- **The problem**
Please retype the records below exactly, leaving out any pictures.

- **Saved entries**

>> begin

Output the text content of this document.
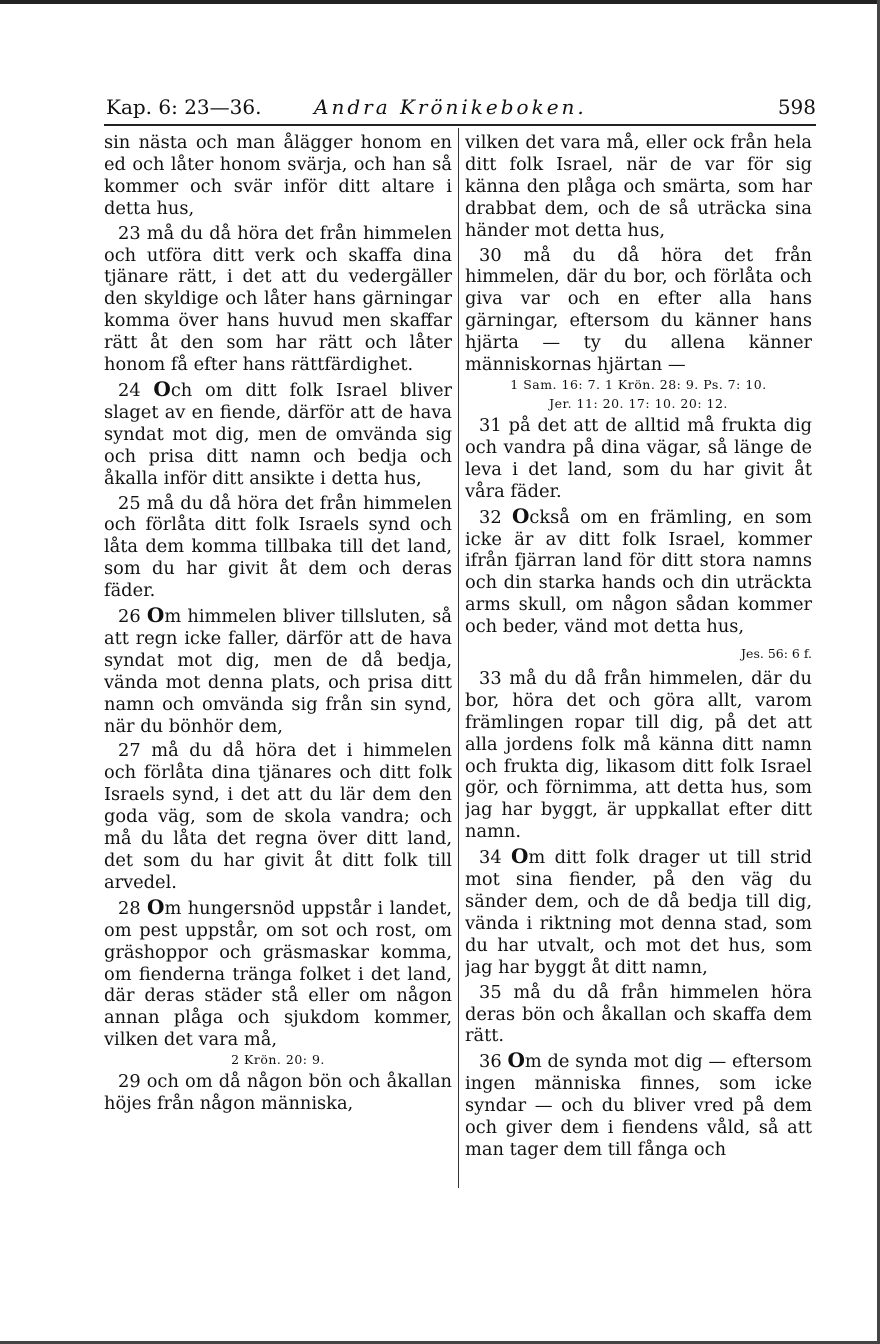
Kap. 6: 23—36.	Andra Krönikeboken.	598

sin nästa och man ålägger honom en ed och låter honom svärja, och han så kommer och svär inför ditt altare i detta hus,

23 må du då höra det från himmelen och utföra ditt verk och skaffa dina tjänare rätt, i det att du vedergäller den skyldige och låter hans gärningar komma över hans huvud men skaffar rätt åt den som har rätt och låter honom få efter hans rättfärdighet.

24 Och om ditt folk Israel bliver slaget av en fiende, därför att de hava syndat mot dig, men de omvända sig och prisa ditt namn och bedja och åkalla inför ditt ansikte i detta hus,

25 må du då höra det från himmelen och förlåta ditt folk Israels synd och låta dem komma tillbaka till det land, som du har givit åt dem och deras fäder.

26 Om himmelen bliver tillsluten, så att regn icke faller, därför att de hava syndat mot dig, men de då bedja, vända mot denna plats, och prisa ditt namn och omvända sig från sin synd, när du bönhör dem,

27 må du då höra det i himmelen och förlåta dina tjänares och ditt folk Israels synd, i det att du lär dem den goda väg, som de skola vandra; och må du låta det regna över ditt land, det som du har givit åt ditt folk till arvedel.

28 Om hungersnöd uppstår i landet, om pest uppstår, om sot och rost, om gräshoppor och gräsmaskar komma, om fienderna tränga folket i det land, där deras städer stå eller om någon annan plåga och sjukdom kommer, vilken det vara må,

2 Krön. 20: 9.

29 och om då någon bön och åkallan höjes från någon människa,

vilken det vara må, eller ock från hela ditt folk Israel, när de var för sig känna den plåga och smärta, som har drabbat dem, och de så uträcka sina händer mot detta hus,

30 må du då höra det från himmelen, där du bor, och förlåta och giva var och en efter alla hans gärningar, eftersom du känner hans hjärta — ty du allena känner människornas hjärtan —

1 Sam. 16: 7. 1 Krön. 28: 9. Ps. 7: 10.
Jer. 11: 20. 17: 10. 20: 12.

31 på det att de alltid må frukta dig och vandra på dina vägar, så länge de leva i det land, som du har givit åt våra fäder.

32 Också om en främling, en som icke är av ditt folk Israel, kommer ifrån fjärran land för ditt stora namns och din starka hands och din uträckta arms skull, om någon sådan kommer och beder, vänd mot detta hus,
Jes. 56: 6 f.

33 må du då från himmelen, där du bor, höra det och göra allt, varom främlingen ropar till dig, på det att alla jordens folk må känna ditt namn och frukta dig, likasom ditt folk Israel gör, och förnimma, att detta hus, som jag har byggt, är uppkallat efter ditt namn.

34 Om ditt folk drager ut till strid mot sina fiender, på den väg du sänder dem, och de då bedja till dig, vända i riktning mot denna stad, som du har utvalt, och mot det hus, som jag har byggt åt ditt namn,

35 må du då från himmelen höra deras bön och åkallan och skaffa dem rätt.

36 Om de synda mot dig — eftersom ingen människa finnes, som icke syndar — och du bliver vred på dem och giver dem i fiendens våld, så att man tager dem till fånga och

>> end

- **Response below**
Output the text content of this document.
Kap. 6: 23—36.	Andra Krönikeboken.	598

sin nästa och man ålägger honom en ed och låter honom svärja, och han så kommer och svär inför ditt altare i detta hus,

23 må du då höra det från himmelen och utföra ditt verk och skaffa dina tjänare rätt, i det att du vedergäller den skyldige och låter hans gärningar komma över hans huvud men skaffar rätt åt den som har rätt och låter honom få efter hans rättfärdighet.

24 Och om ditt folk Israel bliver slaget av en fiende, därför att de hava syndat mot dig, men de omvända sig och prisa ditt namn och bedja och åkalla inför ditt ansikte i detta hus,

25 må du då höra det från himmelen och förlåta ditt folk Israels synd och låta dem komma tillbaka till det land, som du har givit åt dem och deras fäder.

26 Om himmelen bliver tillsluten, så att regn icke faller, därför att de hava syndat mot dig, men de då bedja, vända mot denna plats, och prisa ditt namn och omvända sig från sin synd, när du bönhör dem,

27 må du då höra det i himmelen och förlåta dina tjänares och ditt folk Israels synd, i det att du lär dem den goda väg, som de skola vandra; och må du låta det regna över ditt land, det som du har givit åt ditt folk till arvedel.

28 Om hungersnöd uppstår i landet, om pest uppstår, om sot och rost, om gräshoppor och gräsmaskar komma, om fienderna tränga folket i det land, där deras städer stå eller om någon annan plåga och sjukdom kommer, vilken det vara må,

2 Krön. 20: 9.

29 och om då någon bön och åkallan höjes från någon människa,

vilken det vara må, eller ock från hela ditt folk Israel, när de var för sig känna den plåga och smärta, som har drabbat dem, och de så uträcka sina händer mot detta hus,

30 må du då höra det från himmelen, där du bor, och förlåta och giva var och en efter alla hans gärningar, eftersom du känner hans hjärta — ty du allena känner människornas hjärtan —

1 Sam. 16: 7. 1 Krön. 28: 9. Ps. 7: 10.
Jer. 11: 20. 17: 10. 20: 12.

31 på det att de alltid må frukta dig och vandra på dina vägar, så länge de leva i det land, som du har givit åt våra fäder.

32 Också om en främling, en som icke är av ditt folk Israel, kommer ifrån fjärran land för ditt stora namns och din starka hands och din uträckta arms skull, om någon sådan kommer och beder, vänd mot detta hus,
Jes. 56: 6 f.

33 må du då från himmelen, där du bor, höra det och göra allt, varom främlingen ropar till dig, på det att alla jordens folk må känna ditt namn och frukta dig, likasom ditt folk Israel gör, och förnimma, att detta hus, som jag har byggt, är uppkallat efter ditt namn.

34 Om ditt folk drager ut till strid mot sina fiender, på den väg du sänder dem, och de då bedja till dig, vända i riktning mot denna stad, som du har utvalt, och mot det hus, som jag har byggt åt ditt namn,

35 må du då från himmelen höra deras bön och åkallan och skaffa dem rätt.

36 Om de synda mot dig — eftersom ingen människa finnes, som icke syndar — och du bliver vred på dem och giver dem i fiendens våld, så att man tager dem till fånga och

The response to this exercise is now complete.